[Figure collection entries]
----
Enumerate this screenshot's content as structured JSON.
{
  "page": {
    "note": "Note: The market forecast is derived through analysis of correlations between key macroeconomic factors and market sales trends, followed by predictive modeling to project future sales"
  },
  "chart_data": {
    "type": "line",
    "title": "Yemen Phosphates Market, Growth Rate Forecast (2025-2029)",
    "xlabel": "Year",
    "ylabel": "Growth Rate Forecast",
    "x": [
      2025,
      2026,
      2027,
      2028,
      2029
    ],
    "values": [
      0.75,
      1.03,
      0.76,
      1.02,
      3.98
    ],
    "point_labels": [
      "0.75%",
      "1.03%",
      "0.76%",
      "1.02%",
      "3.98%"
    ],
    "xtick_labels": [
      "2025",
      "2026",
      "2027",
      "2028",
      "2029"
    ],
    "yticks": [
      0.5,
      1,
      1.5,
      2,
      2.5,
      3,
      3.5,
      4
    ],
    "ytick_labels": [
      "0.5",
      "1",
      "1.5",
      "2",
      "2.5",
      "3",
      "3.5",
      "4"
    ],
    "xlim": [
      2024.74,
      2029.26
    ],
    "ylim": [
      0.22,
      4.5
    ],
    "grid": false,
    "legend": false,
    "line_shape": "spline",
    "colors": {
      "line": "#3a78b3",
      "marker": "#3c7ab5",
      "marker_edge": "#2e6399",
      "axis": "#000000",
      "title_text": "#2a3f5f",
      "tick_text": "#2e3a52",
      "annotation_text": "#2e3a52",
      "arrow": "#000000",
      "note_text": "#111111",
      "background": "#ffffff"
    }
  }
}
----
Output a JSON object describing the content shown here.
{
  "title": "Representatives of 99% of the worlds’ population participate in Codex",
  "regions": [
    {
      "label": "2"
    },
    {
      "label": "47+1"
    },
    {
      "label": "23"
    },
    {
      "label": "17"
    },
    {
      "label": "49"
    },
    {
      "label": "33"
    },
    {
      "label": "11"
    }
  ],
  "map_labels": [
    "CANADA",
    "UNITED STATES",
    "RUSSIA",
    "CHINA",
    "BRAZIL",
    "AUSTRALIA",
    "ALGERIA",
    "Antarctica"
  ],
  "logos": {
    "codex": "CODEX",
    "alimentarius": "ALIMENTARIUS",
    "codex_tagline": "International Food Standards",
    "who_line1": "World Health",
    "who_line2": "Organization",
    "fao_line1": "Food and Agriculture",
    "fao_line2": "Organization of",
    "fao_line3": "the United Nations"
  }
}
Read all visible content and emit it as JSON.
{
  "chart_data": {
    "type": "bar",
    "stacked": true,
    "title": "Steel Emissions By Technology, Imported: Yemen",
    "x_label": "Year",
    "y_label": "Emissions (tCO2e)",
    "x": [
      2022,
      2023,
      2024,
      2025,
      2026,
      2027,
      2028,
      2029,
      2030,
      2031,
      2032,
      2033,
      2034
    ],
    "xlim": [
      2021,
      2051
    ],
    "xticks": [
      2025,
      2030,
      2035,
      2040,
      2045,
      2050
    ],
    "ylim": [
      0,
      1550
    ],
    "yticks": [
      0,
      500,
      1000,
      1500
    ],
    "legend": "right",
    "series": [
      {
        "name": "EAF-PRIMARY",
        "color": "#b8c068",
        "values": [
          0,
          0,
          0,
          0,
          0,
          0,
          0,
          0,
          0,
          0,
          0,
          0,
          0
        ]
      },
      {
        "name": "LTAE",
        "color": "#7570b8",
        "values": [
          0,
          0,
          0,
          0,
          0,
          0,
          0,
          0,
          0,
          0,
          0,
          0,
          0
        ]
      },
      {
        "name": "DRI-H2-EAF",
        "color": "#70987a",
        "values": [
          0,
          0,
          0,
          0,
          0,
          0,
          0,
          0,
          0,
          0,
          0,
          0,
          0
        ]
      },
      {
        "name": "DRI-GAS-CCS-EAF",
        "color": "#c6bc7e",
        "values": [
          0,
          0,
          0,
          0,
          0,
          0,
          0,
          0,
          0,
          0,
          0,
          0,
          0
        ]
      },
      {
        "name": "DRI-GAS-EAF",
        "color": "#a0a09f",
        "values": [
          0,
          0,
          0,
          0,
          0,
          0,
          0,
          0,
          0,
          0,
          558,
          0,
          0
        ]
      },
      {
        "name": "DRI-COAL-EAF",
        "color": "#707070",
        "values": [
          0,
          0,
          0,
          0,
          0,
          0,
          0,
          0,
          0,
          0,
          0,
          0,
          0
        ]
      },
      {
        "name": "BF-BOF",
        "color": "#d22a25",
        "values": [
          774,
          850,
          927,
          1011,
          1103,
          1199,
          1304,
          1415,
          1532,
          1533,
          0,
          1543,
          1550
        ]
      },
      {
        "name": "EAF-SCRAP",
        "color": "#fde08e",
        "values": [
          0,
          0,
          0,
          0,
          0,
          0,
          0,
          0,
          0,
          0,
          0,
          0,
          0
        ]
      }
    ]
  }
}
----
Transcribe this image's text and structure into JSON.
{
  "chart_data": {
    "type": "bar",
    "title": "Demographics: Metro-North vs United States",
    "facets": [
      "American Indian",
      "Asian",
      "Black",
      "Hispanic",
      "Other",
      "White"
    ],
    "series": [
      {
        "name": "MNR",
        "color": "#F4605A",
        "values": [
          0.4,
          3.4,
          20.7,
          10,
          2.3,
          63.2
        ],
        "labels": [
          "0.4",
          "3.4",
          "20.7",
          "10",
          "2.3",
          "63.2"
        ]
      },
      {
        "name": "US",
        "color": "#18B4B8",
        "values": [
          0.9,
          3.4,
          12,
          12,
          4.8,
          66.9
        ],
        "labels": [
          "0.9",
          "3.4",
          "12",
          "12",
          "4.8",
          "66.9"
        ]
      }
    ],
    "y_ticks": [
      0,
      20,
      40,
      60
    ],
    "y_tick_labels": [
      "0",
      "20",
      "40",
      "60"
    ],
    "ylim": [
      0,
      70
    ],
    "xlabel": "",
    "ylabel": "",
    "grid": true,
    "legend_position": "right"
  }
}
----
Look through the listing above. Pick out each line with "this" and copy it.

Full response —
Enumerate this screenshot's content as structured JSON.
Transcribe this image's text and structure into JSON.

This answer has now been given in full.